Could you recast all of the lines below as a Markdown table with a Row column for the row number and a Line text column for the line, skipping blank lines and leaving the pictures out?

== Information supplied ==
━━━━━━
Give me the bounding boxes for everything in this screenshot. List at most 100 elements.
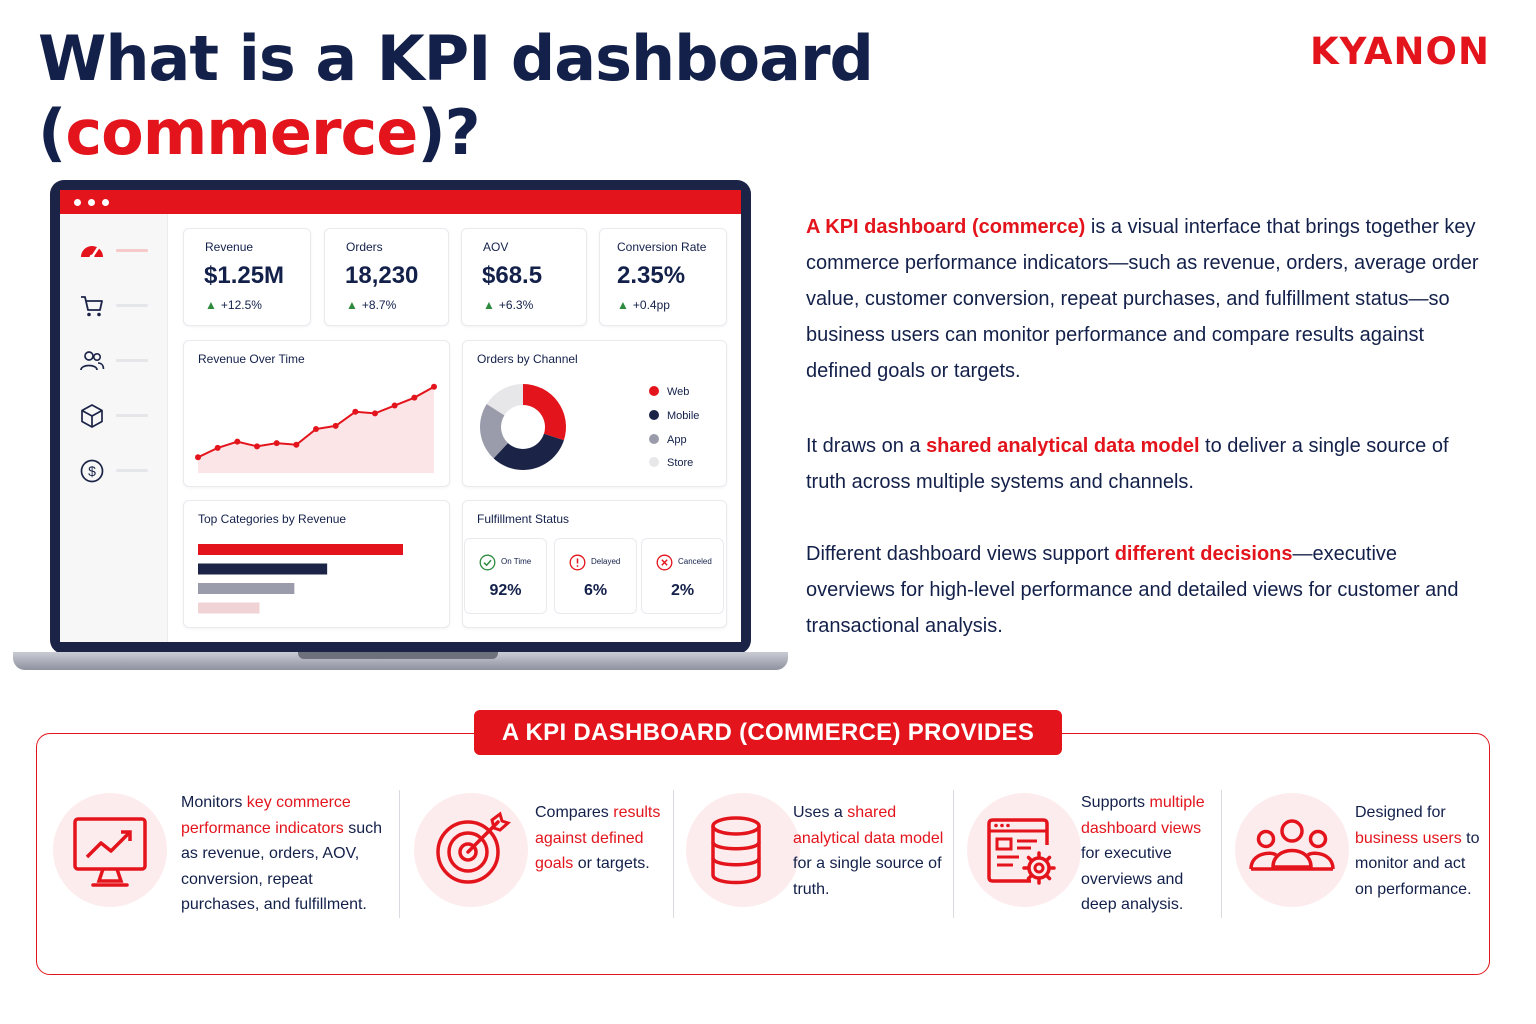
- kpi-value: 2.35%: [617, 262, 686, 289]
- sidebar-label-line: [116, 469, 148, 472]
- revenue-point[interactable]: [254, 443, 260, 450]
- fulfillment-status-card[interactable]: Fulfillment Status On Time 92% Delayed 6…: [462, 500, 727, 628]
- kpi-card-aov[interactable]: AOV $68.5 ▲ +6.3%: [461, 228, 587, 326]
- kpi-card-orders[interactable]: Orders 18,230 ▲ +8.7%: [324, 228, 449, 326]
- revenue-point[interactable]: [391, 402, 398, 409]
- kpi-card-conversion[interactable]: Conversion Rate 2.35% ▲ +0.4pp: [599, 228, 727, 326]
- description-highlight: shared analytical data model: [926, 435, 1200, 457]
- feature-icon-circle: [1235, 793, 1349, 907]
- donut-slice-mobile[interactable]: [493, 433, 564, 470]
- kpi-delta: ▲ +0.4pp: [617, 298, 670, 312]
- legend-label: Web: [667, 386, 690, 398]
- description-highlight: A KPI dashboard (commerce): [806, 216, 1086, 238]
- kpi-delta-value: +12.5%: [220, 298, 262, 312]
- alert-circle-icon: [569, 554, 586, 571]
- feature-text: Uses a shared analytical data model for …: [793, 800, 953, 902]
- feature-icon-circle: [967, 793, 1081, 907]
- divider: [673, 790, 674, 918]
- donut-slice-store[interactable]: [486, 384, 523, 416]
- revenue-point[interactable]: [431, 383, 437, 390]
- revenue-point[interactable]: [352, 408, 359, 415]
- revenue-point[interactable]: [372, 410, 378, 417]
- kpi-delta-value: +6.3%: [498, 298, 534, 312]
- revenue-point[interactable]: [332, 422, 339, 429]
- revenue-point[interactable]: [411, 394, 418, 401]
- fulfillment-canceled[interactable]: Canceled 2%: [641, 538, 724, 614]
- laptop-notch: [298, 652, 498, 659]
- revenue-point[interactable]: [234, 438, 241, 445]
- dollar-icon[interactable]: $: [78, 457, 106, 485]
- divider: [953, 790, 954, 918]
- category-bar[interactable]: [198, 602, 260, 614]
- category-bar[interactable]: [198, 544, 403, 555]
- fulfillment-on-time[interactable]: On Time 92%: [464, 538, 547, 614]
- fulfillment-value: 2%: [670, 582, 695, 599]
- description-text: to deliver a single source of truth acro…: [806, 435, 1449, 493]
- kpi-value: 18,230: [345, 262, 419, 289]
- description-highlight: different decisions: [1114, 543, 1293, 565]
- title-open-paren: (: [38, 96, 66, 169]
- feature-text: Designed for business users to monitor a…: [1355, 800, 1485, 902]
- dashboard-sidebar: $: [60, 214, 168, 642]
- donut-slice-app[interactable]: [480, 403, 508, 459]
- fulfillment-label: Delayed: [591, 557, 621, 566]
- fulfillment-value: 92%: [489, 582, 522, 599]
- revenue-point[interactable]: [214, 444, 221, 451]
- window-dot[interactable]: [102, 199, 109, 206]
- revenue-point[interactable]: [293, 441, 300, 448]
- revenue-point[interactable]: [313, 426, 319, 433]
- divider: [399, 790, 400, 918]
- donut-slice-web[interactable]: [523, 384, 566, 441]
- orders-by-channel-card[interactable]: Orders by Channel Web Mobile App Store: [462, 340, 727, 487]
- chart-title: Revenue Over Time: [198, 352, 305, 366]
- legend-item-mobile: Mobile: [649, 410, 699, 422]
- arrow-up-icon: ▲: [205, 298, 217, 312]
- revenue-over-time-card[interactable]: Revenue Over Time: [183, 340, 450, 487]
- feature-text-part: for a single source of truth.: [793, 855, 942, 898]
- description-paragraph-2: It draws on a shared analytical data mod…: [806, 428, 1486, 500]
- speedometer-icon[interactable]: [78, 237, 106, 265]
- kpi-value: $68.5: [482, 262, 543, 289]
- feature-text-part: or targets.: [573, 855, 650, 872]
- kpi-delta-value: +0.4pp: [632, 298, 670, 312]
- fulfillment-delayed[interactable]: Delayed 6%: [554, 538, 637, 614]
- page-title: What is a KPI dashboard (commerce)?: [38, 22, 874, 170]
- description-paragraph-3: Different dashboard views support differ…: [806, 536, 1486, 644]
- kpi-delta: ▲ +8.7%: [346, 298, 396, 312]
- feature-text-part: to monitor and act on performance.: [1355, 829, 1480, 898]
- title-line-1: What is a KPI dashboard: [38, 22, 874, 95]
- description-text: Different dashboard views support: [806, 543, 1115, 565]
- revenue-point[interactable]: [195, 454, 201, 461]
- description-text: is a visual interface that brings togeth…: [806, 216, 1479, 382]
- feature-highlight: shared analytical data model: [793, 804, 944, 847]
- feature-highlight: key commerce performance indicators: [181, 794, 351, 837]
- legend-swatch: [649, 410, 659, 420]
- top-categories-card[interactable]: Top Categories by Revenue: [183, 500, 450, 628]
- kpi-delta: ▲ +12.5%: [205, 298, 262, 312]
- feature-text-part: such as revenue, orders, AOV, conversion…: [181, 819, 382, 914]
- description-text: It draws on a: [806, 435, 927, 457]
- box-icon[interactable]: [78, 402, 106, 430]
- cart-icon[interactable]: [78, 292, 106, 320]
- feature-highlight: multiple dashboard views: [1081, 794, 1205, 837]
- window-dot[interactable]: [88, 199, 95, 206]
- category-bar[interactable]: [198, 563, 328, 575]
- revenue-point[interactable]: [273, 440, 280, 447]
- window-dot[interactable]: [74, 199, 81, 206]
- title-highlight: commerce: [65, 96, 418, 169]
- chart-title: Fulfillment Status: [477, 512, 570, 526]
- fulfillment-label: Canceled: [678, 557, 712, 566]
- title-line-2: (commerce)?: [38, 96, 873, 170]
- category-bar[interactable]: [198, 583, 295, 594]
- feature-text-part: Compares: [535, 804, 614, 821]
- legend-label: App: [667, 434, 687, 446]
- kpi-label: Orders: [346, 240, 383, 254]
- feature-text: Compares results against defined goals o…: [535, 800, 671, 877]
- categories-bar-chart: [198, 544, 403, 614]
- laptop-base: [13, 652, 788, 670]
- kpi-card-revenue[interactable]: Revenue $1.25M ▲ +12.5%: [183, 228, 311, 326]
- sidebar-label-line: [116, 249, 148, 252]
- monitor-chart-icon: [73, 817, 147, 887]
- users-icon[interactable]: [78, 347, 106, 375]
- browser-bar: [60, 190, 741, 214]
━━━━━━
== Written reply ==
| Row | Line text |
|---|---|
| 1 | Give me the bounding boxes for everything in this screenshot. List at most 100 elements. |
| 2 | - kpi-value: 2.35%: [617, 262, 686, 289] |
| 3 | - sidebar-label-line: [116, 469, 148, 472] |
| 4 | - revenue-point[interactable]: [254, 443, 260, 450] |
| 5 | - fulfillment-status-card[interactable]: Fulfillment Status On Time 92% Delayed 6…: [462, 500, 727, 628] |
| 6 | - kpi-card-aov[interactable]: AOV $68.5 ▲ +6.3%: [461, 228, 587, 326] |
| 7 | - kpi-card-orders[interactable]: Orders 18,230 ▲ +8.7%: [324, 228, 449, 326] |
| 8 | - revenue-point[interactable]: [391, 402, 398, 409] |
| 9 | - kpi-card-conversion[interactable]: Conversion Rate 2.35% ▲ +0.4pp: [599, 228, 727, 326] |
| 10 | - description-highlight: shared analytical data model: [926, 435, 1200, 457] |
| 11 | - feature-icon-circle: [1235, 793, 1349, 907] |
| 12 | - donut-slice-mobile[interactable]: [493, 433, 564, 470] |
| 13 | - kpi-delta: ▲ +0.4pp: [617, 298, 670, 312] |
| 14 | - legend-label: Web: [667, 386, 690, 398] |
| 15 | - description-highlight: A KPI dashboard (commerce): [806, 216, 1086, 238] |
| 16 | - kpi-delta-value: +12.5%: [220, 298, 262, 312] |
| 17 | - alert-circle-icon: [569, 554, 586, 571] |
| 18 | - feature-text: Uses a shared analytical data model for …: [793, 800, 953, 902] |
| 19 | - feature-icon-circle: [967, 793, 1081, 907] |
| 20 | - divider: [673, 790, 674, 918] |
| 21 | - donut-slice-store[interactable]: [486, 384, 523, 416] |
| 22 | - revenue-point[interactable]: [431, 383, 437, 390] |
| 23 | - revenue-point[interactable]: [352, 408, 359, 415] |
| 24 | - revenue-point[interactable]: [372, 410, 378, 417] |
| 25 | - kpi-delta-value: +6.3%: [498, 298, 534, 312] |
| 26 | - revenue-point[interactable]: [332, 422, 339, 429] |
| 27 | - revenue-point[interactable]: [411, 394, 418, 401] |
| 28 | - fulfillment-canceled[interactable]: Canceled 2%: [641, 538, 724, 614] |
| 29 | - laptop-notch: [298, 652, 498, 659] |
| 30 | - revenue-point[interactable]: [234, 438, 241, 445] |
| 31 | - dollar-icon[interactable]: $: [78, 457, 106, 485] |
| 32 | - divider: [953, 790, 954, 918] |
| 33 | - category-bar[interactable]: [198, 602, 260, 614] |
| 34 | - category-bar[interactable]: [198, 544, 403, 555] |
| 35 | - fulfillment-on-time[interactable]: On Time 92%: [464, 538, 547, 614] |
| 36 | - fulfillment-value: 2%: [670, 582, 695, 599] |
| 37 | - description-text: to deliver a single source of truth acro…: [806, 435, 1449, 493] |
| 38 | - kpi-value: 18,230: [345, 262, 419, 289] |
| 39 | - description-highlight: different decisions: [1114, 543, 1293, 565] |
| 40 | - title-open-paren: (: [38, 96, 66, 169] |
| 41 | - feature-text: Designed for business users to monitor a…: [1355, 800, 1485, 902] |
| 42 | - dashboard-sidebar: $: [60, 214, 168, 642] |
| 43 | - donut-slice-app[interactable]: [480, 403, 508, 459] |
| 44 | - fulfillment-label: Delayed: [591, 557, 621, 566] |
| 45 | - fulfillment-value: 92%: [489, 582, 522, 599] |
| 46 | - revenue-point[interactable]: [214, 444, 221, 451] |
| 47 | - window-dot[interactable]: [102, 199, 109, 206] |
| 48 | - revenue-point[interactable]: [293, 441, 300, 448] |
| 49 | - revenue-point[interactable]: [313, 426, 319, 433] |
| 50 | - divider: [399, 790, 400, 918] |
| 51 | - donut-slice-web[interactable]: [523, 384, 566, 441] |
| 52 | - orders-by-channel-card[interactable]: Orders by Channel Web Mobile App Store: [462, 340, 727, 487] |
| 53 | - chart-title: Revenue Over Time: [198, 352, 305, 366] |
| 54 | - legend-item-mobile: Mobile: [649, 410, 699, 422] |
| 55 | - arrow-up-icon: ▲: [205, 298, 217, 312] |
| 56 | - revenue-over-time-card[interactable]: Revenue Over Time: [183, 340, 450, 487] |
| 57 | - feature-text-part: for a single source of truth.: [793, 855, 942, 898] |
| 58 | - description-paragraph-2: It draws on a shared analytical data mod…: [806, 428, 1486, 500] |
| 59 | - speedometer-icon[interactable]: [78, 237, 106, 265] |
| 60 | - kpi-value: $68.5: [482, 262, 543, 289] |
| 61 | - feature-text-part: or targets.: [573, 855, 650, 872] |
| 62 | - kpi-delta-value: +0.4pp: [632, 298, 670, 312] |
| 63 | - fulfillment-delayed[interactable]: Delayed 6%: [554, 538, 637, 614] |
| 64 | - page-title: What is a KPI dashboard (commerce)?: [38, 22, 874, 170] |
| 65 | - description-paragraph-3: Different dashboard views support differ…: [806, 536, 1486, 644] |
| 66 | - kpi-delta: ▲ +8.7%: [346, 298, 396, 312] |
| 67 | - feature-text-part: to monitor and act on performance.: [1355, 829, 1480, 898] |
| 68 | - title-line-1: What is a KPI dashboard: [38, 22, 874, 95] |
| 69 | - description-text: Different dashboard views support: [806, 543, 1115, 565] |
| 70 | - revenue-point[interactable]: [195, 454, 201, 461] |
| 71 | - description-text: is a visual interface that brings togeth…: [806, 216, 1479, 382] |
| 72 | - feature-highlight: shared analytical data model: [793, 804, 944, 847] |
| 73 | - feature-highlight: key commerce performance indicators: [181, 794, 351, 837] |
| 74 | - legend-swatch: [649, 410, 659, 420] |
| 75 | - top-categories-card[interactable]: Top Categories by Revenue: [183, 500, 450, 628] |
| 76 | - kpi-delta: ▲ +12.5%: [205, 298, 262, 312] |
| 77 | - feature-text-part: such as revenue, orders, AOV, conversion…: [181, 819, 382, 914] |
| 78 | - description-text: It draws on a: [806, 435, 927, 457] |
| 79 | - box-icon[interactable]: [78, 402, 106, 430] |
| 80 | - cart-icon[interactable]: [78, 292, 106, 320] |
| 81 | - feature-highlight: multiple dashboard views: [1081, 794, 1205, 837] |
| 82 | - window-dot[interactable]: [88, 199, 95, 206] |
| 83 | - category-bar[interactable]: [198, 563, 328, 575] |
| 84 | - revenue-point[interactable]: [273, 440, 280, 447] |
| 85 | - window-dot[interactable]: [74, 199, 81, 206] |
| 86 | - title-highlight: commerce: [65, 96, 418, 169] |
| 87 | - chart-title: Fulfillment Status: [477, 512, 570, 526] |
| 88 | - fulfillment-label: Canceled: [678, 557, 712, 566] |
| 89 | - title-line-2: (commerce)?: [38, 96, 873, 170] |
| 90 | - category-bar[interactable]: [198, 583, 295, 594] |
| 91 | - feature-text-part: Compares: [535, 804, 614, 821] |
| 92 | - legend-label: App: [667, 434, 687, 446] |
| 93 | - kpi-label: Orders: [346, 240, 383, 254] |
| 94 | - feature-text: Compares results against defined goals o…: [535, 800, 671, 877] |
| 95 | - categories-bar-chart: [198, 544, 403, 614] |
| 96 | - laptop-base: [13, 652, 788, 670] |
| 97 | - kpi-card-revenue[interactable]: Revenue $1.25M ▲ +12.5%: [183, 228, 311, 326] |
| 98 | - sidebar-label-line: [116, 249, 148, 252] |
| 99 | - monitor-chart-icon: [73, 817, 147, 887] |
| 100 | - users-icon[interactable]: [78, 347, 106, 375] |
| 101 | - browser-bar: [60, 190, 741, 214] |